* _DATA RECORDS_
---+---

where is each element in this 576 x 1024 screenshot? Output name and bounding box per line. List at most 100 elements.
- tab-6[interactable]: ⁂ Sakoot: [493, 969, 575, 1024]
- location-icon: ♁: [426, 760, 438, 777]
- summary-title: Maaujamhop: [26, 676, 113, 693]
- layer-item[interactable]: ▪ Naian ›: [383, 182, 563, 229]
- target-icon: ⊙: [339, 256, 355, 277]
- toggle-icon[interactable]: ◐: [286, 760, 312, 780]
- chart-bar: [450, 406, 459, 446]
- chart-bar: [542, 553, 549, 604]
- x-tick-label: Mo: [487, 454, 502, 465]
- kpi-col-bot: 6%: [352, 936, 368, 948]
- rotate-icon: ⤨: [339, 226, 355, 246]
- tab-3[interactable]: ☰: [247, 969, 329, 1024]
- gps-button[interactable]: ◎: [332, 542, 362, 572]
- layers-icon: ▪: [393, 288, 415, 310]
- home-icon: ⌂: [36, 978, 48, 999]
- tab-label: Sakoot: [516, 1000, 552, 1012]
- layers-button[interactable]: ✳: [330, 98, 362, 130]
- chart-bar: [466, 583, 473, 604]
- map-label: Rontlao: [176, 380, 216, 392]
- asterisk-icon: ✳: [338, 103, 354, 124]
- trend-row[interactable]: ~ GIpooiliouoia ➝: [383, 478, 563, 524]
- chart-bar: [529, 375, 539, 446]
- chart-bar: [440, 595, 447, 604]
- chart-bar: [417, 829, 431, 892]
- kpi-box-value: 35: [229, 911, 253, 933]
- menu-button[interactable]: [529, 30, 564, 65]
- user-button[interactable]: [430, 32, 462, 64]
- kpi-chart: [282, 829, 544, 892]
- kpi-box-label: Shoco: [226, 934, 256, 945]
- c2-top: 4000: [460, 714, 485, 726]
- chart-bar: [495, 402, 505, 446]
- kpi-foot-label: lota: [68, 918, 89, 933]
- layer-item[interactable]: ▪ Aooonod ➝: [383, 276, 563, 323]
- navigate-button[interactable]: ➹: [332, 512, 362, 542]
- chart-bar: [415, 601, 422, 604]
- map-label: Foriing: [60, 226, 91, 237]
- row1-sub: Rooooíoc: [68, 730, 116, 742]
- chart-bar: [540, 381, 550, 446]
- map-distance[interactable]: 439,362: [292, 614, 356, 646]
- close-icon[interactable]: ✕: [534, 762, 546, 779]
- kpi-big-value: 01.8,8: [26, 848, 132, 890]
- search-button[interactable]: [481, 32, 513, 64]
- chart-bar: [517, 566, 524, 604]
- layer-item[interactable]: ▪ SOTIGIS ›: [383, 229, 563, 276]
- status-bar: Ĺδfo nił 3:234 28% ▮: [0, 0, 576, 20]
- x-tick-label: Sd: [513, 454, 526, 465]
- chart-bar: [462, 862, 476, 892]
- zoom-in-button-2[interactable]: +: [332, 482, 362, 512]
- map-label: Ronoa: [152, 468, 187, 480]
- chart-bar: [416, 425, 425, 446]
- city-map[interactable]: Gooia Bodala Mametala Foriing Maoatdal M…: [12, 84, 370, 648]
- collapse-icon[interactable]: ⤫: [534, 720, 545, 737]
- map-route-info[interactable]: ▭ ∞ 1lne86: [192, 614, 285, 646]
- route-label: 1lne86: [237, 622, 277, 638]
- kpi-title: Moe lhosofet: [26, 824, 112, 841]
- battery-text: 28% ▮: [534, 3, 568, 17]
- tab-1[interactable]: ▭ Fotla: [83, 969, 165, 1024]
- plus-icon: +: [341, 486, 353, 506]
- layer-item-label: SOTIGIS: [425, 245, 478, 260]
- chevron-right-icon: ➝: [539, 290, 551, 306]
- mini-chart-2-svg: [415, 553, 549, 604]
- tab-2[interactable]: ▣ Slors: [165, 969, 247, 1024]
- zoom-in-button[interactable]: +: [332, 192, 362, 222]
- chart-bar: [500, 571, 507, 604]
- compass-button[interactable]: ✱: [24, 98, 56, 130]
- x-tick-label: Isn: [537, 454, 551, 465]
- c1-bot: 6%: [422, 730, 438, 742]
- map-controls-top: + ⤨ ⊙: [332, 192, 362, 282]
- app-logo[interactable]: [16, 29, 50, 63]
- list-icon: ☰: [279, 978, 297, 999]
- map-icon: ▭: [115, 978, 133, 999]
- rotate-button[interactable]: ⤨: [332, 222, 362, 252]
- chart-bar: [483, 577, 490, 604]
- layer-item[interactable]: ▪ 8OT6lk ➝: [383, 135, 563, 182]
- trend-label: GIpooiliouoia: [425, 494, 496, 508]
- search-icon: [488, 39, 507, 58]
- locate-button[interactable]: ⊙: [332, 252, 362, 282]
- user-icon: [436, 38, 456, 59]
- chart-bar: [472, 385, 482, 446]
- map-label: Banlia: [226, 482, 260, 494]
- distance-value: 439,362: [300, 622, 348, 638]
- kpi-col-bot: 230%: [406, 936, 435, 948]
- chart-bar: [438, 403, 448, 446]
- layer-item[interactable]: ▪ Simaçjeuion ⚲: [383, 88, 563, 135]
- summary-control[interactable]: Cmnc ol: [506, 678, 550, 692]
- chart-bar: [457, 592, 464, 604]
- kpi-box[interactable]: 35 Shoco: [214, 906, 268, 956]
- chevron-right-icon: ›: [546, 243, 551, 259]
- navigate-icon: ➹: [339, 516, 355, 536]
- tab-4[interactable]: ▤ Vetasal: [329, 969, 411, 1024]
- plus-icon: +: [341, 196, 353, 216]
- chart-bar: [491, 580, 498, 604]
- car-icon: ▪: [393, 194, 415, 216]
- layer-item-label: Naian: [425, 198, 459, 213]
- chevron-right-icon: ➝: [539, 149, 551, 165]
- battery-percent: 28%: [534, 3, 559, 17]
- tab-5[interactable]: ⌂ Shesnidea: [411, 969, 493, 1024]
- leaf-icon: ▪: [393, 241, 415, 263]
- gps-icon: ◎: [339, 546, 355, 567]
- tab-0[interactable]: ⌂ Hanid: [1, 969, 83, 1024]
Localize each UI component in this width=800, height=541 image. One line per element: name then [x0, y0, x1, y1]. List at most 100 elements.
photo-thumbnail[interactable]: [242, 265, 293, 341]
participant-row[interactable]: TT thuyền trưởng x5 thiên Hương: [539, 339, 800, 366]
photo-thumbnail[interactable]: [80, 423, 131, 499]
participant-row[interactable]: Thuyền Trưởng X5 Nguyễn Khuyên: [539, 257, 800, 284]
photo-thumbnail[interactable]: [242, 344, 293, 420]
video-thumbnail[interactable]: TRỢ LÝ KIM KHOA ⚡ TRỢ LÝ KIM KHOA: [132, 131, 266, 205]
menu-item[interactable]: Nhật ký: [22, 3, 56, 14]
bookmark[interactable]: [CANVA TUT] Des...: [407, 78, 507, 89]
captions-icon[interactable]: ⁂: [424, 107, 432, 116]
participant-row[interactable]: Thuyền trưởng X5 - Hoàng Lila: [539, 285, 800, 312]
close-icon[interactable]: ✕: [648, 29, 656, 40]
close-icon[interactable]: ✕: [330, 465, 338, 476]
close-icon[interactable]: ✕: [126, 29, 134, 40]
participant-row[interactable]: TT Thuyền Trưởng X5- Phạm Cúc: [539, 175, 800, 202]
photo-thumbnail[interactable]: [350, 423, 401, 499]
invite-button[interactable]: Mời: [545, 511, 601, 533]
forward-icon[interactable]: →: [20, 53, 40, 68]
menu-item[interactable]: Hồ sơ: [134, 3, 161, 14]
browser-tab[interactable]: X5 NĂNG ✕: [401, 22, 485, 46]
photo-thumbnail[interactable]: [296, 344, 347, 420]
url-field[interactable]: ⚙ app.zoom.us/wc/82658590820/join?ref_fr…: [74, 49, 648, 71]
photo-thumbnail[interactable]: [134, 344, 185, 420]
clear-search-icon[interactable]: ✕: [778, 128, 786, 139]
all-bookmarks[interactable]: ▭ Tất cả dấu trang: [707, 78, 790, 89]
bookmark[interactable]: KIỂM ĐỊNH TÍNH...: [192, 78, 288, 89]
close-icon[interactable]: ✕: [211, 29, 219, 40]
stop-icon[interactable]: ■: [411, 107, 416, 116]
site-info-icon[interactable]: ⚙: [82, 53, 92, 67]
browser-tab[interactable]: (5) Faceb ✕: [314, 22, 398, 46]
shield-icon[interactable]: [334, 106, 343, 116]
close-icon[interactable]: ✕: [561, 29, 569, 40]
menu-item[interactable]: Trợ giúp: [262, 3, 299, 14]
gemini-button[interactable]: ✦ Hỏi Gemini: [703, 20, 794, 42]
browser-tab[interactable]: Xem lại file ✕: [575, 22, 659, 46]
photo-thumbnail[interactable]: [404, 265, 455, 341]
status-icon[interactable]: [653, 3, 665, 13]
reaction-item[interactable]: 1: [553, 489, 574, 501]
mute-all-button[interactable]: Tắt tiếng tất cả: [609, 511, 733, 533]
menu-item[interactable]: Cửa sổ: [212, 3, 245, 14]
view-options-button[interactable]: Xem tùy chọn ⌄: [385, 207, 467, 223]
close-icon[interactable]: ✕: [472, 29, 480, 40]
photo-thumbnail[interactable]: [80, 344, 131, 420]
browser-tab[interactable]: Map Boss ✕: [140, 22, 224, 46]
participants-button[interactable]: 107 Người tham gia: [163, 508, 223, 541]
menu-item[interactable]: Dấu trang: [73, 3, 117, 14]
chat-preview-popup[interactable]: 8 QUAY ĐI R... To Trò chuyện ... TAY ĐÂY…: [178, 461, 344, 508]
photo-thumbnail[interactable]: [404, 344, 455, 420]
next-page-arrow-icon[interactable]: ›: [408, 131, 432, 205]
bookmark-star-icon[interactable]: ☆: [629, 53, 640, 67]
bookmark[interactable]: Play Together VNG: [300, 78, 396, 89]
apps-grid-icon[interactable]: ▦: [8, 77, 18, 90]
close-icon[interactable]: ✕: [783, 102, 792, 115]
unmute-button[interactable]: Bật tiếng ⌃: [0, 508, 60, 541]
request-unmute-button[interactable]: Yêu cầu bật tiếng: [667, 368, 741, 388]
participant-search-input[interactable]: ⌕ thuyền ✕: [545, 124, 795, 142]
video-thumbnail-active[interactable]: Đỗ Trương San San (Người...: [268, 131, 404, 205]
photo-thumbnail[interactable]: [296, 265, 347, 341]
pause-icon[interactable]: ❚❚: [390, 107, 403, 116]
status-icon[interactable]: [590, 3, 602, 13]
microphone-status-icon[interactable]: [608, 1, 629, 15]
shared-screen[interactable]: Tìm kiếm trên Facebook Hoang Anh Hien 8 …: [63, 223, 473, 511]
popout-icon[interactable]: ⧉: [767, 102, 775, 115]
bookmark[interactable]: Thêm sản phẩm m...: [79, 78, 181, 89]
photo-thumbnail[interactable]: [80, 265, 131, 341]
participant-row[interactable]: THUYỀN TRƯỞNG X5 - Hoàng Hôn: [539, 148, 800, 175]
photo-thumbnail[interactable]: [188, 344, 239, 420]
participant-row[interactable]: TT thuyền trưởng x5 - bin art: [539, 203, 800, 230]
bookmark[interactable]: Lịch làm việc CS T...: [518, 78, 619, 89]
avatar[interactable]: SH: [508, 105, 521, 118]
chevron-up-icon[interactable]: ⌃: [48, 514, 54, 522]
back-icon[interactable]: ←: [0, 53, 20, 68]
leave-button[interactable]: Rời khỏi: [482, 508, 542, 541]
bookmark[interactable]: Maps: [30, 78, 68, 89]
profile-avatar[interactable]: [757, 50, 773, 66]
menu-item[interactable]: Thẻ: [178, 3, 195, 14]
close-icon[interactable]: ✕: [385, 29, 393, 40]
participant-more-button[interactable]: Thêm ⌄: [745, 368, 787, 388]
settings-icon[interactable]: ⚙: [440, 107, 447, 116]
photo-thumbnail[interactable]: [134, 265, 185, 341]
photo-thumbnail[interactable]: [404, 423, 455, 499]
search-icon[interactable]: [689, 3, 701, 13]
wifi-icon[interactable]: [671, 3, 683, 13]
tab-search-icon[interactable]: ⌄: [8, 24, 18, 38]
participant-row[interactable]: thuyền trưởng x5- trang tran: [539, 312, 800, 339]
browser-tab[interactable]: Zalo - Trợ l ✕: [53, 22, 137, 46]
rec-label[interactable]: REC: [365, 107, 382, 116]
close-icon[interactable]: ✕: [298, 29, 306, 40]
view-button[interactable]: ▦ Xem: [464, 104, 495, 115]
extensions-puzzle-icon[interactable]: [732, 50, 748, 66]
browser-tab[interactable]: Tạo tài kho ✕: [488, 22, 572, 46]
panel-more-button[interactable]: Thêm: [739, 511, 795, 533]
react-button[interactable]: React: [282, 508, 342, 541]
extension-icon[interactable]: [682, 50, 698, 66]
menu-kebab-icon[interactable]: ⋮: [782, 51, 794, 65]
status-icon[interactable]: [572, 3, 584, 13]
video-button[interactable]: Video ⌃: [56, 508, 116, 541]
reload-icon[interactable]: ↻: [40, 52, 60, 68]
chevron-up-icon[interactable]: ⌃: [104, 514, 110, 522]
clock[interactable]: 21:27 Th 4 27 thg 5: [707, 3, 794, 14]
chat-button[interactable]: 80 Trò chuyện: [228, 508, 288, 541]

---+---

* _BRIEF_
Copy out, character for character, every line from the start of the records up to and including the line with "- x-tick-label: Mo: [487, 454, 502, 465]".

* _ANSWER TO THE PROBLEM_
where is each element in this 576 x 1024 screenshot? Output name and bounding box per line. List at most 100 elements.
- tab-6[interactable]: ⁂ Sakoot: [493, 969, 575, 1024]
- location-icon: ♁: [426, 760, 438, 777]
- summary-title: Maaujamhop: [26, 676, 113, 693]
- layer-item[interactable]: ▪ Naian ›: [383, 182, 563, 229]
- target-icon: ⊙: [339, 256, 355, 277]
- toggle-icon[interactable]: ◐: [286, 760, 312, 780]
- chart-bar: [450, 406, 459, 446]
- chart-bar: [542, 553, 549, 604]
- x-tick-label: Mo: [487, 454, 502, 465]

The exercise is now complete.